[Saved data entries]
***

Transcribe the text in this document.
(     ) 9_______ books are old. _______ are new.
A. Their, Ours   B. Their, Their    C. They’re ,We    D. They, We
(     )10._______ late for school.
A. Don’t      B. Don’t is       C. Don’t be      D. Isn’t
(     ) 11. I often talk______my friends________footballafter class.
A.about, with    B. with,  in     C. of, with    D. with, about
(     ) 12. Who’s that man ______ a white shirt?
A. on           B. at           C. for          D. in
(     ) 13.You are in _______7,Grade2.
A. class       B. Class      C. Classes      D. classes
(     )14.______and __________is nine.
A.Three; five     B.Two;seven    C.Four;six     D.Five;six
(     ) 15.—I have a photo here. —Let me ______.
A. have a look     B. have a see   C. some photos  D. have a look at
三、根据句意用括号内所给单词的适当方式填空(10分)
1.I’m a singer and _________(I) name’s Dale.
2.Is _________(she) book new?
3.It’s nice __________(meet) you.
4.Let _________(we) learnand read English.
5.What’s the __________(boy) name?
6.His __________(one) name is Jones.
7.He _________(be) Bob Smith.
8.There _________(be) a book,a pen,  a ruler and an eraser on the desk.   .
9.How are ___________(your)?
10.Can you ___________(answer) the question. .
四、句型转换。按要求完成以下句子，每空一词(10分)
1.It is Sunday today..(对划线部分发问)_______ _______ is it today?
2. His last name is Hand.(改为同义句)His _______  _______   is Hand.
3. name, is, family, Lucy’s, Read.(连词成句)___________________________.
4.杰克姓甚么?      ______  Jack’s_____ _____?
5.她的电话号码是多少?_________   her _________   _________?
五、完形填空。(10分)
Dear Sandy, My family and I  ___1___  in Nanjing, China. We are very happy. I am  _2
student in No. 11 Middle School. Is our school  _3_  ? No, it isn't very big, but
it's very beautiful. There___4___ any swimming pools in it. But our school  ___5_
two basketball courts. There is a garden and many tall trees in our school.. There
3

***

EXERCISE DETAILS
Return all the data exactly as given.

RESPONSE TO THE TASK
Transcribe the text in this document.
(     ) 9_______ books are old. _______ are new.
A. Their, Ours   B. Their, Their    C. They’re ,We    D. They, We
(     )10._______ late for school.
A. Don’t      B. Don’t is       C. Don’t be      D. Isn’t
(     ) 11. I often talk______my friends________footballafter class.
A.about, with    B. with,  in     C. of, with    D. with, about
(     ) 12. Who’s that man ______ a white shirt?
A. on           B. at           C. for          D. in
(     ) 13.You are in _______7,Grade2.
A. class       B. Class      C. Classes      D. classes
(     )14.______and __________is nine.
A.Three; five     B.Two;seven    C.Four;six     D.Five;six
(     ) 15.—I have a photo here. —Let me ______.
A. have a look     B. have a see   C. some photos  D. have a look at
三、根据句意用括号内所给单词的适当方式填空(10分)
1.I’m a singer and _________(I) name’s Dale.
2.Is _________(she) book new?
3.It’s nice __________(meet) you.
4.Let _________(we) learnand read English.
5.What’s the __________(boy) name?
6.His __________(one) name is Jones.
7.He _________(be) Bob Smith.
8.There _________(be) a book,a pen,  a ruler and an eraser on the desk.   .
9.How are ___________(your)?
10.Can you ___________(answer) the question. .
四、句型转换。按要求完成以下句子，每空一词(10分)
1.It is Sunday today..(对划线部分发问)_______ _______ is it today?
2. His last name is Hand.(改为同义句)His _______  _______   is Hand.
3. name, is, family, Lucy’s, Read.(连词成句)___________________________.
4.杰克姓甚么?      ______  Jack’s_____ _____?
5.她的电话号码是多少?_________   her _________   _________?
五、完形填空。(10分)
Dear Sandy, My family and I  ___1___  in Nanjing, China. We are very happy. I am  _2
student in No. 11 Middle School. Is our school  _3_  ? No, it isn't very big, but
it's very beautiful. There___4___ any swimming pools in it. But our school  ___5_
two basketball courts. There is a garden and many tall trees in our school.. There
3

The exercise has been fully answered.